> _PAGE EXTRACT_:
·····
# How can we find you when camping?



## happiestcamper

After posting for awhile, I realized what a great group of people we have here, and what a shame it would be to be in the same CG and not run into y'all in person. So, I'll go first: June 29 - July 3 (may stay an extra night or two) and July 27 - August 3 we will be at Davidson River CG in Brevard NC. Keystone Cabana hybrid, pewter Suburban, Mount Pleasant South Carolina sign hanging on site post.

If you're there, look us up :10220:


----------



## cts424

July 3 - 6 and Labor day weekend we will be at Buttonwood Campground in Port Royal , PA. . Blue Dodge Ram 1500 and a white Jack Russell will be how you can spot us !!!


----------



## kiteri

We should make a "camper community" symbol!!!

Get it made into decals, and proudly display it on your RV or campsite!

Any suggestions?

A golden flame :icon_smile_campfire

A large smore :icon_smile_smore:

A big can of beer :thumbup1:

hehehehehe. I would definately stop by the campsite of the guy with the huge beer decal!


----------



## ecc

Hi all, we will be camping for the first time in our new to us Keystone Cub at Watsadler on Lake Hartwell in Georgia on Aug. 1-3, we have a white Jeep Cherokee.


----------



## l2l

kiteri said:


> We should make a "camper community" symbol!!!
> 
> Get it made into decals, and proudly display it on your RV or campsite!
> 
> Any suggestions?
> 
> A golden flame :icon_smile_campfire
> 
> A large smore :icon_smile_smore:
> 
> A big can of beer :thumbup1:
> 
> hehehehehe. I would definately stop by the campsite of the guy with the huge beer decal!


This is a GREAT idea, not only can we find each other but we can advertise the site as well, kill two birds with one stone.
·····
> _DATA EXCERPTS_:

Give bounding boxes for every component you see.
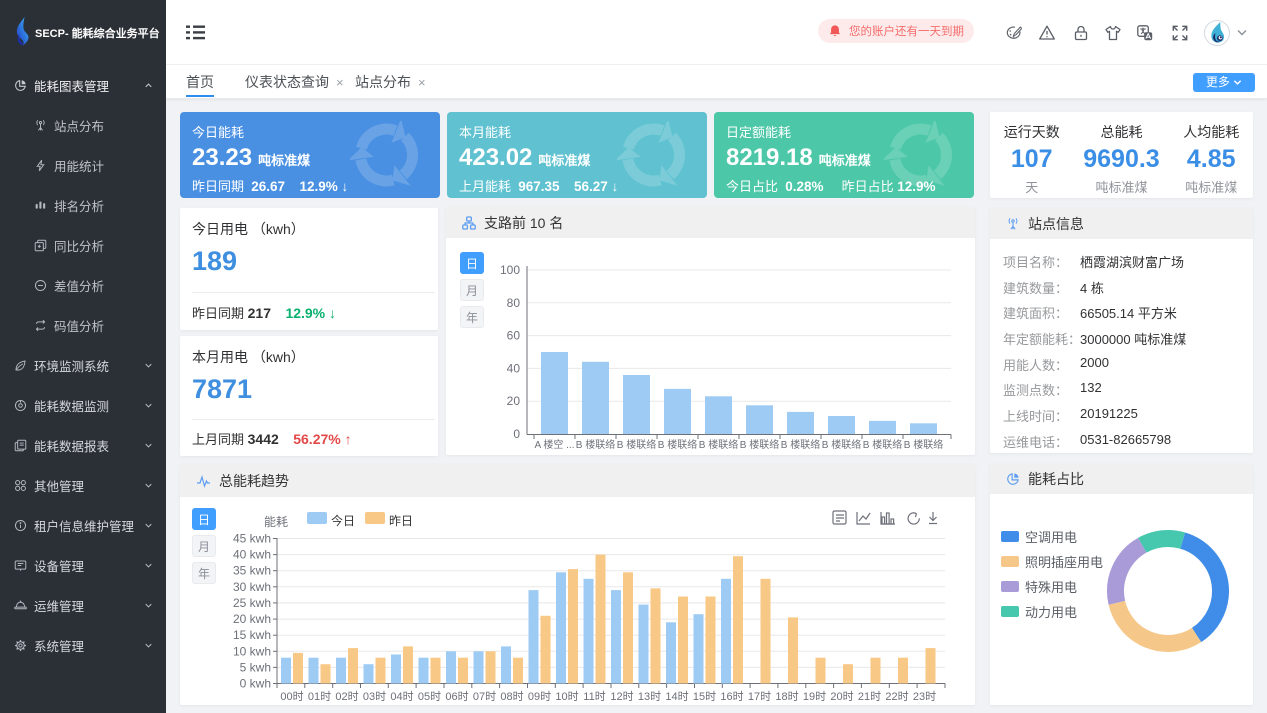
svg-text:03时: 03时 bbox=[363, 690, 386, 703]
svg-text:17时: 17时 bbox=[748, 690, 771, 703]
svg-text:B 楼联络: B 楼联络 bbox=[863, 438, 902, 451]
svg-text:40 kwh: 40 kwh bbox=[233, 548, 271, 562]
svg-text:35 kwh: 35 kwh bbox=[233, 564, 271, 578]
svg-text:00时: 00时 bbox=[280, 690, 303, 703]
svg-text:45 kwh: 45 kwh bbox=[233, 532, 271, 546]
svg-text:12时: 12时 bbox=[610, 690, 633, 703]
svg-text:04时: 04时 bbox=[390, 690, 413, 703]
svg-text:B 楼联络: B 楼联络 bbox=[781, 438, 820, 451]
svg-text:B 楼联络: B 楼联络 bbox=[658, 438, 697, 451]
svg-text:15时: 15时 bbox=[693, 690, 716, 703]
svg-text:20 kwh: 20 kwh bbox=[233, 612, 271, 626]
svg-text:20: 20 bbox=[507, 394, 521, 408]
svg-text:15 kwh: 15 kwh bbox=[233, 628, 271, 642]
svg-text:02时: 02时 bbox=[335, 690, 358, 703]
svg-text:B 楼联络: B 楼联络 bbox=[822, 438, 861, 451]
svg-text:B 楼联络: B 楼联络 bbox=[617, 438, 656, 451]
svg-text:60: 60 bbox=[507, 329, 521, 343]
svg-text:0: 0 bbox=[513, 427, 520, 441]
svg-text:A 楼空 ...: A 楼空 ... bbox=[534, 438, 574, 451]
svg-text:14时: 14时 bbox=[665, 690, 688, 703]
svg-text:18时: 18时 bbox=[775, 690, 798, 703]
svg-text:100: 100 bbox=[500, 263, 520, 277]
svg-text:B 楼联络: B 楼联络 bbox=[740, 438, 779, 451]
svg-text:10 kwh: 10 kwh bbox=[233, 644, 271, 658]
svg-text:08时: 08时 bbox=[500, 690, 523, 703]
svg-text:01时: 01时 bbox=[308, 690, 331, 703]
svg-text:05时: 05时 bbox=[418, 690, 441, 703]
svg-text:5 kwh: 5 kwh bbox=[240, 660, 271, 674]
svg-text:16时: 16时 bbox=[720, 690, 743, 703]
svg-text:13时: 13时 bbox=[638, 690, 661, 703]
svg-text:30 kwh: 30 kwh bbox=[233, 580, 271, 594]
svg-text:22时: 22时 bbox=[885, 690, 908, 703]
svg-text:B 楼联络: B 楼联络 bbox=[576, 438, 615, 451]
svg-text:21时: 21时 bbox=[858, 690, 881, 703]
svg-text:10时: 10时 bbox=[555, 690, 578, 703]
svg-text:B 楼联络: B 楼联络 bbox=[699, 438, 738, 451]
svg-text:B 楼联络: B 楼联络 bbox=[904, 438, 943, 451]
svg-text:20时: 20时 bbox=[830, 690, 853, 703]
svg-text:09时: 09时 bbox=[528, 690, 551, 703]
svg-text:19时: 19时 bbox=[803, 690, 826, 703]
svg-text:0 kwh: 0 kwh bbox=[240, 677, 271, 691]
svg-text:80: 80 bbox=[507, 296, 521, 310]
svg-text:23时: 23时 bbox=[913, 690, 936, 703]
svg-text:06时: 06时 bbox=[445, 690, 468, 703]
svg-text:40: 40 bbox=[507, 361, 521, 375]
svg-text:11时: 11时 bbox=[583, 690, 605, 703]
svg-text:25 kwh: 25 kwh bbox=[233, 596, 271, 610]
svg-text:07时: 07时 bbox=[473, 690, 496, 703]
·····
> _CHALLENGE 1_: In the camping forum thread, why does l2l call kiteri's decal idea great? Answer in one to three sentences.
> _CHALLENGE 2_: Please pick up the camping forum thread right after l2l's reply and continue it.

> _TASK RESULT 1_: l2l says the decal would do two things at once: it would let members find each other at campgrounds, and it would also advertise the site.

> _TASK RESULT 2_:
As much as I like my beer I think the beer symbol will invite unwanted people to our sites :smack-head: My vote is for the flame, or maybe even the site logo at the very top of the page, think that would look cool affixed to our name sign...


----------



## kiteri

I belong to a community for "Disney a holics" and they have a universally accepted symbol of a lime green Mickey head that you display on your room door, your back pack zipper, your camper etc. to show that you belong to that forum. (I think a bunch of members from that forum signed up here when I posted the link to camper community over there)

I mean who else is going to have a lime green Mickey head just casually stuck on something???????? hehehe

I was joking about the beer logo too!!!

I am game for a symbol to show my camper community spirit!!!!!!


----------



## happiestcamper

Saturday April 4 - Thursday April 9 we will be at Davidson River CG in Brevard NC. Keystone Cabana hybrid, pewter Suburban, Mount Pleasant South Carolina sign hanging on site post.

If you're there, look us up :10220:


----------



## mark

I would be willing to sketch a few ideas, and even know of a company that will print them for a fair price, but how could I upload the sketches for everyone to vote on ?


----------



## ctfortner

mark said:


> I would be willing to sketch a few ideas, and even know of a company that will print them for a fair price, but how could I upload the sketches for everyone to vote on ?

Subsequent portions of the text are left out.